• PROBLEM DETAILS: Lines that hold the word "University" should be located and copied.

[Saved entries]
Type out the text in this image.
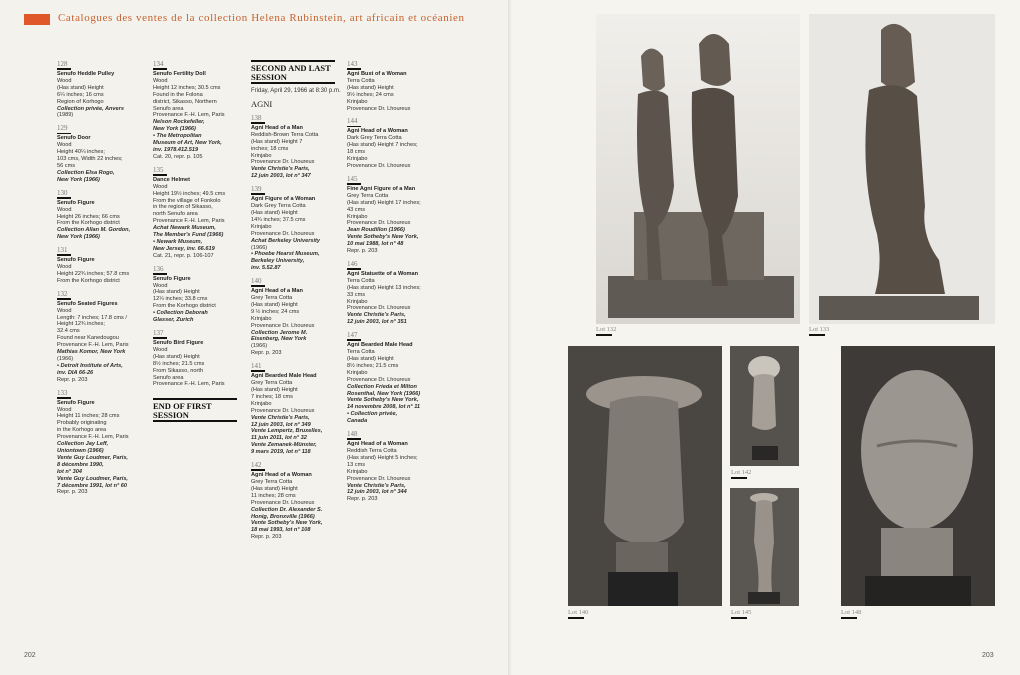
Catalogues des ventes de la collection Helena Rubinstein, art africain et océanien
128
Senufo Heddle Pulley
Wood
(Has stand) Height
6¼ inches; 16 cms
Region of Korhogo
Collection privée, Anvers
(1989)
129
Senufo Door
Wood
Height 40¼ inches;
103 cms, Width 22 inches;
56 cms
Collection Elsa Rogo,
New York (1966)
130
Senufo Figure
Wood
Height 26 inches; 66 cms
From the Korhogo district
Collection Allan M. Gordon,
New York (1966)
131
Senufo Figure
Wood
Height 22¾ inches; 57.8 cms
From the Korhogo district
132
Senufo Seated Figures
Wood
Length: 7 inches; 17.8 cms /
Height 12¾ inches;
32.4 cms
Found near Kanedougou
Provenance F.-H. Lem, Paris
Mathias Komor, New York
(1966)
• Detroit Institute of Arts,
inv. DIA 66-26
Repr. p. 203
133
Senufo Figure
Wood
Height 11 inches; 28 cms
Probably originating
in the Korhogo area
Provenance F.-H. Lem, Paris
Collection Jay Leff,
Uniontown (1966)
Vente Guy Loudmer, Paris,
8 décembre 1990,
lot n° 304
Vente Guy Loudmer, Paris,
7 décembre 1991, lot n° 60
Repr. p. 203
134
Senufo Fertility Doll
Wood
Height 12 inches; 30.5 cms
Found in the Folona
district, Sikasso, Northern
Senufo area
Provenance F.-H. Lem, Paris
Nelson Rockefeller,
New York (1966)
• The Metropolitan
Museum of Art, New York,
inv. 1978.412.519
Cat. 20, repr. p. 105
135
Dance Helmet
Wood
Height 19½ inches; 49.5 cms
From the village of Fonkolo
in the region of Sikasso,
north Senufo area
Provenance F.-H. Lem, Paris
Achat Newark Museum,
The Member's Fund (1966)
• Newark Museum,
New Jersey, inv. 66.619
Cat. 21, repr. p. 106-107
136
Senufo Figure
Wood
(Has stand) Height
12¼ inches; 33.8 cms
From the Korhogo district
• Collection Deborah
Glasser, Zurich
137
Senufo Bird Figure
Wood
(Has stand) Height
8½ inches; 21.5 cms
From Sikasso, north
Senufo area
Provenance F.-H. Lem, Paris
END OF FIRST SESSION
SECOND AND LAST SESSION
Friday, April 29, 1966 at 8:30 p.m.
AGNI
138
Agni Head of a Man
Reddish-Brown Terra Cotta
(Has stand) Height 7
inches; 18 cms
Krinjabo
Provenance Dr. Lhoureux
Vente Christie's Paris,
12 juin 2003, lot n° 347
139
Agni Figure of a Woman
Dark Grey Terra Cotta
(Has stand) Height
14¾ inches; 37.5 cms
Krinjabo
Provenance Dr. Lhoureux
Achat Berkeley University
(1966)
• Phoebe Hearst Museum,
Berkeley University,
inv. 5.52.87
140
Agni Head of a Man
Grey Terra Cotta
(Has stand) Height
9 ½ inches; 24 cms
Krinjabo
Provenance Dr. Lhoureux
Collection Jerome M.
Eisenberg, New York
(1966)
Repr. p. 203
141
Agni Bearded Male Head
Grey Terra Cotta
(Has stand) Height
7 inches; 18 cms
Krinjabo
Provenance Dr. Lhoureux
Vente Christie's Paris,
12 juin 2003, lot n° 349
Vente Lempertz, Bruxelles,
11 juin 2011, lot n° 32
Vente Zemanek-Münster,
9 mars 2019, lot n° 118
142
Agni Head of a Woman
Grey Terra Cotta
(Has stand) Height
11 inches; 28 cms
Provenance Dr. Lhoureux
Collection Dr. Alexander S.
Honig, Bronxville (1966)
Vente Sotheby's New York,
18 mai 1993, lot n° 108
Repr. p. 203
143
Agni Bust of a Woman
Terra Cotta
(Has stand) Height
9½ inches; 24 cms
Krinjabo
Provenance Dr. Lhoureux
144
Agni Head of a Woman
Dark Grey Terra Cotta
(Has stand) Height 7 inches;
18 cms
Krinjabo
Provenance Dr. Lhoureux
145
Fine Agni Figure of a Man
Grey Terra Cotta
(Has stand) Height 17 inches;
43 cms
Krinjabo
Provenance Dr. Lhoureux
Jean Roudillon (1966)
Vente Sotheby's New York,
10 mai 1988, lot n° 48
Repr. p. 203
146
Agni Statuette of a Woman
Terra Cotta
(Has stand) Height 13 inches;
33 cms
Krinjabo
Provenance Dr. Lhoureux
Vente Christie's Paris,
12 juin 2003, lot n° 351
147
Agni Bearded Male Head
Terra Cotta
(Has stand) Height
8½ inches; 21.5 cms
Krinjabo
Provenance Dr. Lhoureux
Collection Frieda et Milton
Rosenthal, New York (1966)
Vente Sotheby's New York,
14 novembre 2008, lot n° 11
• Collection privée,
Canada
148
Agni Head of a Woman
Reddish Terra Cotta
(Has stand) Height 5 inches;
13 cms
Krinjabo
Provenance Dr. Lhoureux
Vente Christie's Paris,
12 juin 2003, lot n° 344
Repr. p. 203
Lot 132	Lot 133
Lot 140
Lot 142
Lot 145	Lot 148
202	203
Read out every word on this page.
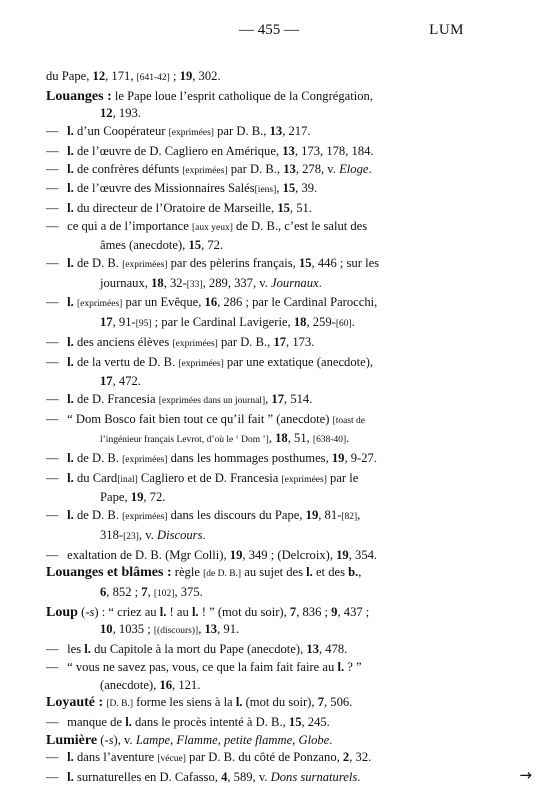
— 455 —	LUM
du Pape, 12, 171, [641-42] ; 19, 302.
Louanges : le Pape loue l’esprit catholique de la Congrégation,
12, 193.
— l. d’un Coopérateur [exprimées] par D. B., 13, 217.
— l. de l’œuvre de D. Cagliero en Amérique, 13, 173, 178, 184.
— l. de confrères défunts [exprimées] par D. B., 13, 278, v. Eloge.
— l. de l’œuvre des Missionnaires Salés[iens], 15, 39.
— l. du directeur de l’Oratoire de Marseille, 15, 51.
— ce qui a de l’importance [aux yeux] de D. B., c’est le salut des
âmes (anecdote), 15, 72.
— l. de D. B. [exprimées] par des pèlerins français, 15, 446 ; sur les
journaux, 18, 32-[33], 289, 337, v. Journaux.
— l. [exprimées] par un Evêque, 16, 286 ; par le Cardinal Parocchi,
17, 91-[95] ; par le Cardinal Lavigerie, 18, 259-[60].
— l. des anciens élèves [exprimées] par D. B., 17, 173.
— l. de la vertu de D. B. [exprimées] par une extatique (anecdote),
17, 472.
— l. de D. Francesia [exprimées dans un journal], 17, 514.
— “ Dom Bosco fait bien tout ce qu’il fait ” (anecdote) [toast de
l’ingénieur français Levrot, d’où le ‘ Dom ’], 18, 51, [638-40].
— l. de D. B. [exprimées] dans les hommages posthumes, 19, 9-27.
— l. du Card[inal] Cagliero et de D. Francesia [exprimées] par le
Pape, 19, 72.
— l. de D. B. [exprimées] dans les discours du Pape, 19, 81-[82],
318-[23], v. Discours.
— exaltation de D. B. (Mgr Colli), 19, 349 ; (Delcroix), 19, 354.
Louanges et blâmes : règle [de D. B.] au sujet des l. et des b.,
6, 852 ; 7, [102], 375.
Loup (-s) : “ criez au l. ! au l. ! ” (mot du soir), 7, 836 ; 9, 437 ;
10, 1035 ; [(discours)], 13, 91.
— les l. du Capitole à la mort du Pape (anecdote), 13, 478.
— “ vous ne savez pas, vous, ce que la faim fait faire au l. ? ”
(anecdote), 16, 121.
Loyauté : [D. B.] forme les siens à la l. (mot du soir), 7, 506.
— manque de l. dans le procès intenté à D. B., 15, 245.
Lumière (-s), v. Lampe, Flamme, petite flamme, Globe.
— l. dans l’aventure [vécue] par D. B. du côté de Ponzano, 2, 32.
— l. surnaturelles en D. Cafasso, 4, 589, v. Dons surnaturels.	→
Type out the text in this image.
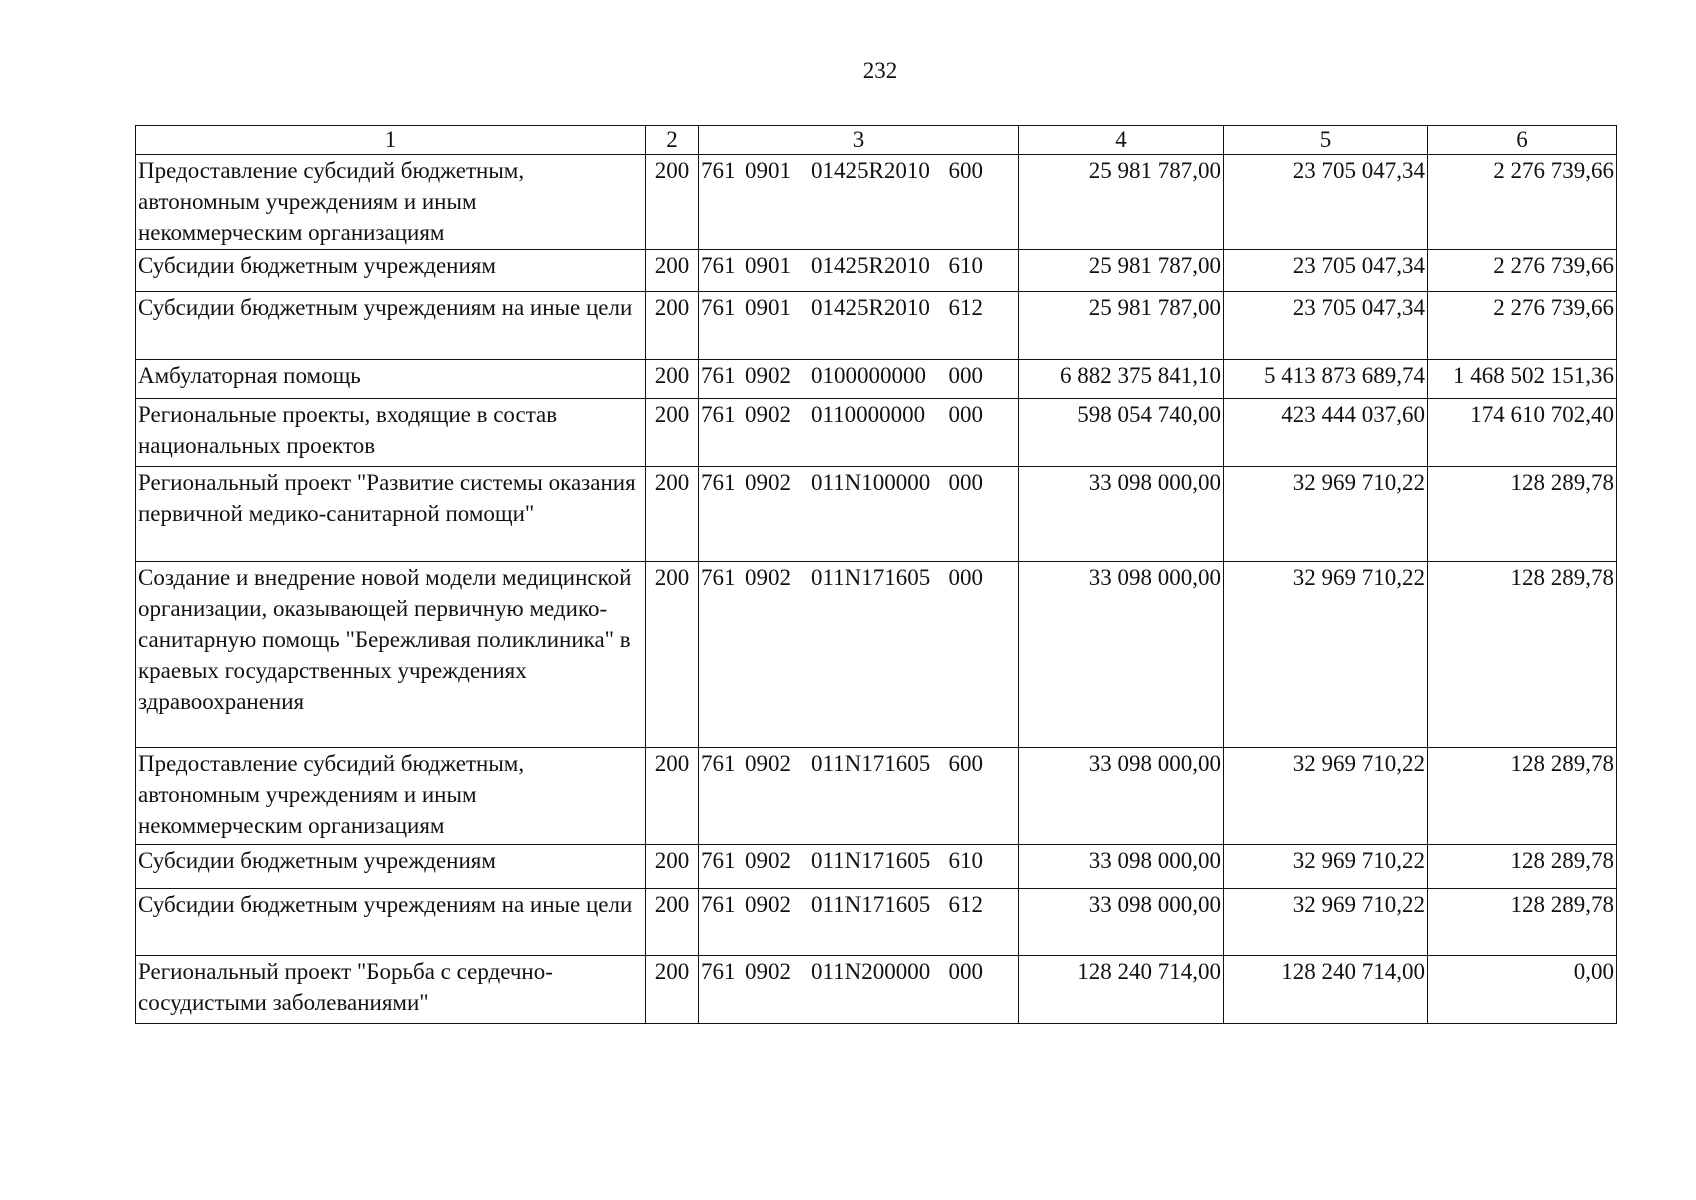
232
1	2	3	4	5	6
Предоставление субсидий бюджетным, автономным учреждениям и иным некоммерческим организациям	200	761 0901 01425R2010 600	25 981 787,00	23 705 047,34	2 276 739,66
Субсидии бюджетным учреждениям	200	761 0901 01425R2010 610	25 981 787,00	23 705 047,34	2 276 739,66
Субсидии бюджетным учреждениям на иные цели	200	761 0901 01425R2010 612	25 981 787,00	23 705 047,34	2 276 739,66
Амбулаторная помощь	200	761 0902 0100000000 000	6 882 375 841,10	5 413 873 689,74	1 468 502 151,36
Региональные проекты, входящие в состав национальных проектов	200	761 0902 0110000000 000	598 054 740,00	423 444 037,60	174 610 702,40
Региональный проект "Развитие системы оказания первичной медико-санитарной помощи"	200	761 0902 011N100000 000	33 098 000,00	32 969 710,22	128 289,78
Создание и внедрение новой модели медицинской организации, оказывающей первичную медико-санитарную помощь "Бережливая поликлиника" в краевых государственных учреждениях здравоохранения	200	761 0902 011N171605 000	33 098 000,00	32 969 710,22	128 289,78
Предоставление субсидий бюджетным, автономным учреждениям и иным некоммерческим организациям	200	761 0902 011N171605 600	33 098 000,00	32 969 710,22	128 289,78
Субсидии бюджетным учреждениям	200	761 0902 011N171605 610	33 098 000,00	32 969 710,22	128 289,78
Субсидии бюджетным учреждениям на иные цели	200	761 0902 011N171605 612	33 098 000,00	32 969 710,22	128 289,78
Региональный проект "Борьба с сердечно-сосудистыми заболеваниями"	200	761 0902 011N200000 000	128 240 714,00	128 240 714,00	0,00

• FINISHED TASK:
Achat Berkeley University
Berkeley University,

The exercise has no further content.